Input data:
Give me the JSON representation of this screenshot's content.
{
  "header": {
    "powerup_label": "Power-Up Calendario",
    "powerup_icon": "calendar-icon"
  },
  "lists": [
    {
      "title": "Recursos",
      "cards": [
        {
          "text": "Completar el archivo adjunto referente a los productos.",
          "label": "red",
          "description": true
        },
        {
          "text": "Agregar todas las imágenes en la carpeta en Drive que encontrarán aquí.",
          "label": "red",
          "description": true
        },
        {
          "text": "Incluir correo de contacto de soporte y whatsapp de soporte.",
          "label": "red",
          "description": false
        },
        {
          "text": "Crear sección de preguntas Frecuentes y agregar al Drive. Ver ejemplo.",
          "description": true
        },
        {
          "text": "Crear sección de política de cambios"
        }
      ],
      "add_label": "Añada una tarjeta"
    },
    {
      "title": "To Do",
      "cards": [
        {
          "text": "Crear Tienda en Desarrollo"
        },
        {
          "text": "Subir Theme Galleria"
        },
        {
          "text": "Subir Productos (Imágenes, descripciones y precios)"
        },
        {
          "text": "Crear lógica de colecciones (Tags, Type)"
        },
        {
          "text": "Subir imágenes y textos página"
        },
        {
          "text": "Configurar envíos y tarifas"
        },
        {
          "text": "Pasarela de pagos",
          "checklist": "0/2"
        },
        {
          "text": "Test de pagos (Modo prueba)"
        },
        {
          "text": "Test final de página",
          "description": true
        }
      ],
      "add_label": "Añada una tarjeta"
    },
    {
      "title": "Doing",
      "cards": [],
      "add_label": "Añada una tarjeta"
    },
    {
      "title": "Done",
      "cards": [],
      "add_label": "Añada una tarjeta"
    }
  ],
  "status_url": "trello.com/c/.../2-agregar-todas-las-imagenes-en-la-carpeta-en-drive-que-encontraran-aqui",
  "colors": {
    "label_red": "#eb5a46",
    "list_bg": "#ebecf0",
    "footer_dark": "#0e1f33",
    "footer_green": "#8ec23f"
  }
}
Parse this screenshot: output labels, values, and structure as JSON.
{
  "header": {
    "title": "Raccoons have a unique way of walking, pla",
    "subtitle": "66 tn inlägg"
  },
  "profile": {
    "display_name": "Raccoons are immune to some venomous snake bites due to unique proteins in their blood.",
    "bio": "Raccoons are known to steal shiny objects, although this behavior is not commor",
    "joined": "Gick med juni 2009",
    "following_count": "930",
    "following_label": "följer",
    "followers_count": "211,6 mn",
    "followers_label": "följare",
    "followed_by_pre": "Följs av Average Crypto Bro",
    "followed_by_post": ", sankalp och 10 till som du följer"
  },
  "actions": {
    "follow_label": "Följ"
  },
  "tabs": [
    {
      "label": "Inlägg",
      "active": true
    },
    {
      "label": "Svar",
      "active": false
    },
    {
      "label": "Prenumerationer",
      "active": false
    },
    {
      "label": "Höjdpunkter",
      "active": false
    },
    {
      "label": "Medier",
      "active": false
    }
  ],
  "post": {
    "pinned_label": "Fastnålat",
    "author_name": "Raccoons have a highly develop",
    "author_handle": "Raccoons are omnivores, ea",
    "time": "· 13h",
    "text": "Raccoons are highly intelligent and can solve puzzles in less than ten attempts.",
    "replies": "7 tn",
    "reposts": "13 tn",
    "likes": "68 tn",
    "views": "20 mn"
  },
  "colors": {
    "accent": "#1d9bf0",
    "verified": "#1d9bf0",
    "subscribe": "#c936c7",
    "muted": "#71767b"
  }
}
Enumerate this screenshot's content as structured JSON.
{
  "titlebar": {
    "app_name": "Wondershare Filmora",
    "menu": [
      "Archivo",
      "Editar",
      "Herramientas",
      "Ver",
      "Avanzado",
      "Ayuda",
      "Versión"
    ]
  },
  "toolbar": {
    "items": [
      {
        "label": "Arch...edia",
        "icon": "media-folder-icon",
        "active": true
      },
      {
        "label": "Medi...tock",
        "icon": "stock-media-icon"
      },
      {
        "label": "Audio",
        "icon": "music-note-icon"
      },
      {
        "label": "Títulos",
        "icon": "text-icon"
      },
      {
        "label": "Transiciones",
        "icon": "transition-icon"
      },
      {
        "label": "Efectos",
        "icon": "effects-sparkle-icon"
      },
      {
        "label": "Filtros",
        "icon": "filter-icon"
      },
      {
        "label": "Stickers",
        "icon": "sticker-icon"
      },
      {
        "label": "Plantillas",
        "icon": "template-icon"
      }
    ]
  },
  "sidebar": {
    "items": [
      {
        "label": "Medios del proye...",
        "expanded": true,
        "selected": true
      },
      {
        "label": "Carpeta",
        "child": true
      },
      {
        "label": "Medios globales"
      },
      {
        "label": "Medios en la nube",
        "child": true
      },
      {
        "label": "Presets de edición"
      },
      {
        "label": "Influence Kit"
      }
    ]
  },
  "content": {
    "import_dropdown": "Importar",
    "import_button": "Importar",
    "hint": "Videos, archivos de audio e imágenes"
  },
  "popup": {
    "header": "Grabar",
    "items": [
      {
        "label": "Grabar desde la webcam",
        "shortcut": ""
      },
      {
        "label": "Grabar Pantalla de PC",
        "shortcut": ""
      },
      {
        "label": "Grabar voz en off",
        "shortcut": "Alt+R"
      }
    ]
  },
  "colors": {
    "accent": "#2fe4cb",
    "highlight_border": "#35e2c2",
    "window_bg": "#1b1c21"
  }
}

Problem description: State the number of lines in the data above that include the word "have", leaving out any other words.

Worked solution: 2